Data records:
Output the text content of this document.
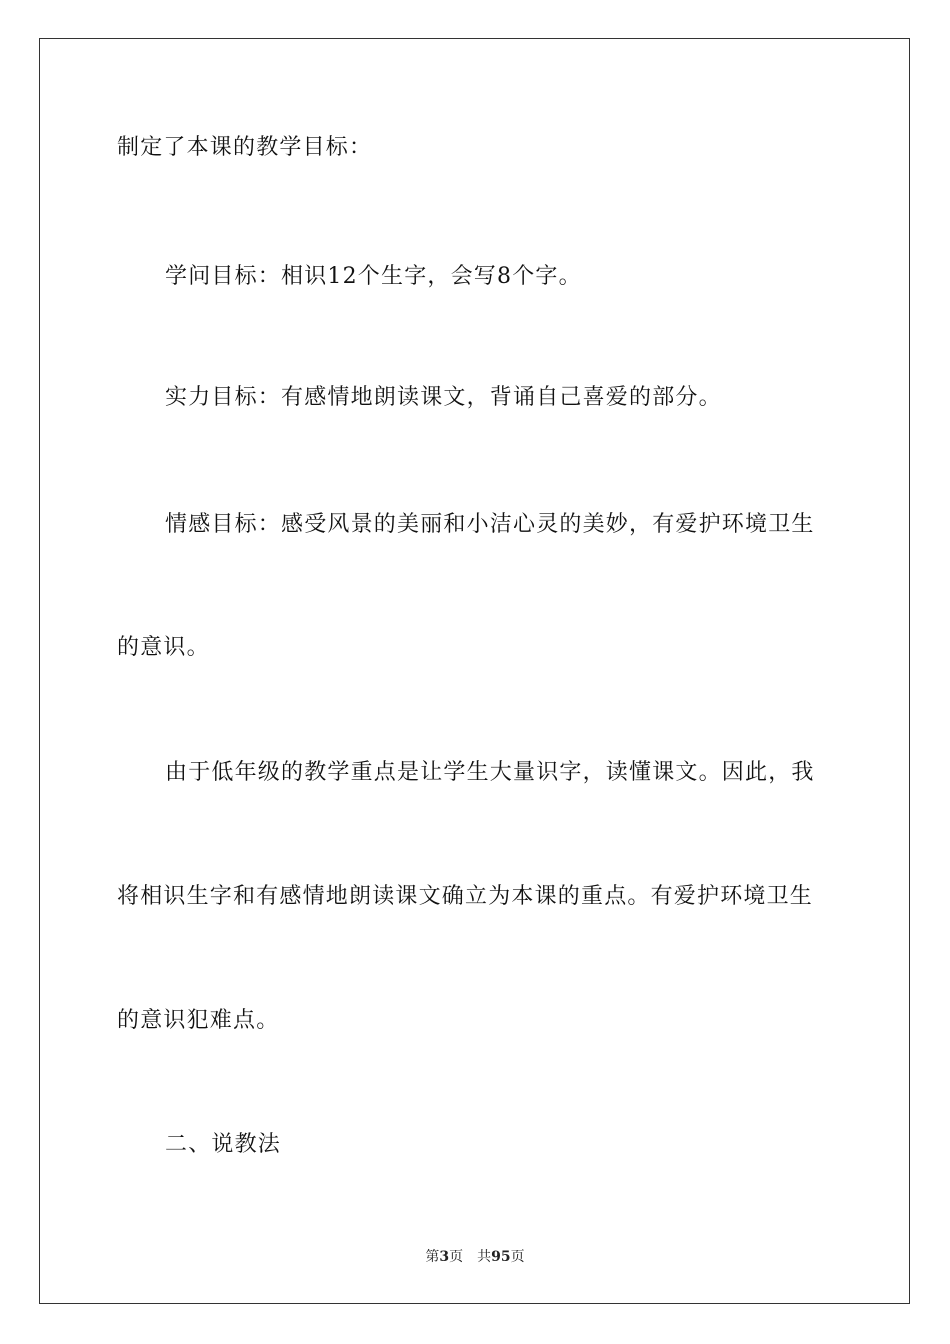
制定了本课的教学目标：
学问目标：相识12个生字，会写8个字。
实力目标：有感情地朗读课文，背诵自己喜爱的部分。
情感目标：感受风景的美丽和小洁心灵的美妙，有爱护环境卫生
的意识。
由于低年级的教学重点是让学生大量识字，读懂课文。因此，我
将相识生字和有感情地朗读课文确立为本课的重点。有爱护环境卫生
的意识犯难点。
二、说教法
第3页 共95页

Work to be completed: Reproduce the data above in full, exactly as it is, with the pictures left out.

Correct result:
Output the text content of this document.
制定了本课的教学目标：
学问目标：相识12个生字，会写8个字。
实力目标：有感情地朗读课文，背诵自己喜爱的部分。
情感目标：感受风景的美丽和小洁心灵的美妙，有爱护环境卫生
的意识。
由于低年级的教学重点是让学生大量识字，读懂课文。因此，我
将相识生字和有感情地朗读课文确立为本课的重点。有爱护环境卫生
的意识犯难点。
二、说教法
第3页 共95页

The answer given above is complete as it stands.